What you will do =
Pick every line with "active" from the material below.
## START
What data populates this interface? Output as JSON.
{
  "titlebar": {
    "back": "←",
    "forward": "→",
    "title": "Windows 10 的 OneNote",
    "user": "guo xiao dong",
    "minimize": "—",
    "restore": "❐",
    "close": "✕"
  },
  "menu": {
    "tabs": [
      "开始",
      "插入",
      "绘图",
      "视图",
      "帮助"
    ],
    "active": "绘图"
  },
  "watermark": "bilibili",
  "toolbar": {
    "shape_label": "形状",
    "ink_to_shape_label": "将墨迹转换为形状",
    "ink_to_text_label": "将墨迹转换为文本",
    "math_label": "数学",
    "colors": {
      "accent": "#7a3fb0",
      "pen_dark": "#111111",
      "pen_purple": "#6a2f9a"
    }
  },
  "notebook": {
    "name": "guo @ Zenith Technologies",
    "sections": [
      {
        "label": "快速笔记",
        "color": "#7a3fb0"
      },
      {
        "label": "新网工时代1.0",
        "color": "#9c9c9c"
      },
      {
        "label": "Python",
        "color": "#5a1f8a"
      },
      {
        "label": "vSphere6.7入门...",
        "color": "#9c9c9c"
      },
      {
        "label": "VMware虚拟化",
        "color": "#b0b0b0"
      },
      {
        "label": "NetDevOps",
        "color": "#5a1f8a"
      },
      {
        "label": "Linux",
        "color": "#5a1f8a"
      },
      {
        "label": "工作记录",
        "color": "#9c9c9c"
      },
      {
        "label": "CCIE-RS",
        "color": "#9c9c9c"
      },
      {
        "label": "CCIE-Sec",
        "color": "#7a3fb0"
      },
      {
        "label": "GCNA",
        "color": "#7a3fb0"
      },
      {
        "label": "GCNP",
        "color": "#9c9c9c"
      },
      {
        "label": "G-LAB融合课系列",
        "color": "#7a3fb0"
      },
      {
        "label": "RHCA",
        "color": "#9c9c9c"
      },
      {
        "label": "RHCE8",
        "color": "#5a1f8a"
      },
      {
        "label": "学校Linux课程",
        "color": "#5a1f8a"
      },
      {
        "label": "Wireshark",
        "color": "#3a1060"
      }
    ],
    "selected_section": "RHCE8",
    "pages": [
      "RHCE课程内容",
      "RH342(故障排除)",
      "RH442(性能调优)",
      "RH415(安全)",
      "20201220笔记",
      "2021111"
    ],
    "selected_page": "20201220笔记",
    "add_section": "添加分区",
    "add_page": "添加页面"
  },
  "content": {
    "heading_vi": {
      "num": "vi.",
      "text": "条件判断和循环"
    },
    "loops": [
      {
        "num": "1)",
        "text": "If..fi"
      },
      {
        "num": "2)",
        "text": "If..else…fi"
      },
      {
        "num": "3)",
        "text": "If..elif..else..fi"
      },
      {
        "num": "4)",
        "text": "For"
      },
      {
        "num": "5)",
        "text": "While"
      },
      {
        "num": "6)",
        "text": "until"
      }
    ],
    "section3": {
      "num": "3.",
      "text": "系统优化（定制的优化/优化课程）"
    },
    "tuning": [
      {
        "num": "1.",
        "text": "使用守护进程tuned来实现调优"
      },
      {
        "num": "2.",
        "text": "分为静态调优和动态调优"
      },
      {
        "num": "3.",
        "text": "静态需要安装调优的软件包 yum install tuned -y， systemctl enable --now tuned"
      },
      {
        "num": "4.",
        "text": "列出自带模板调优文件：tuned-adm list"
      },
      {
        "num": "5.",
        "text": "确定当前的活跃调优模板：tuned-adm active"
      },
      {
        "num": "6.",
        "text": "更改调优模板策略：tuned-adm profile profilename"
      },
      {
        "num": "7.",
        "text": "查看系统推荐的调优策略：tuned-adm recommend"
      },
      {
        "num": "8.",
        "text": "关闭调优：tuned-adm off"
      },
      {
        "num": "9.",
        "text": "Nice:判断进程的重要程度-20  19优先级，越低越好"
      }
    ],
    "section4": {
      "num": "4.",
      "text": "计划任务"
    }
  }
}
## END
Finished answer =
    "active": "绘图"
        "text": "确定当前的活跃调优模板：tuned-adm active"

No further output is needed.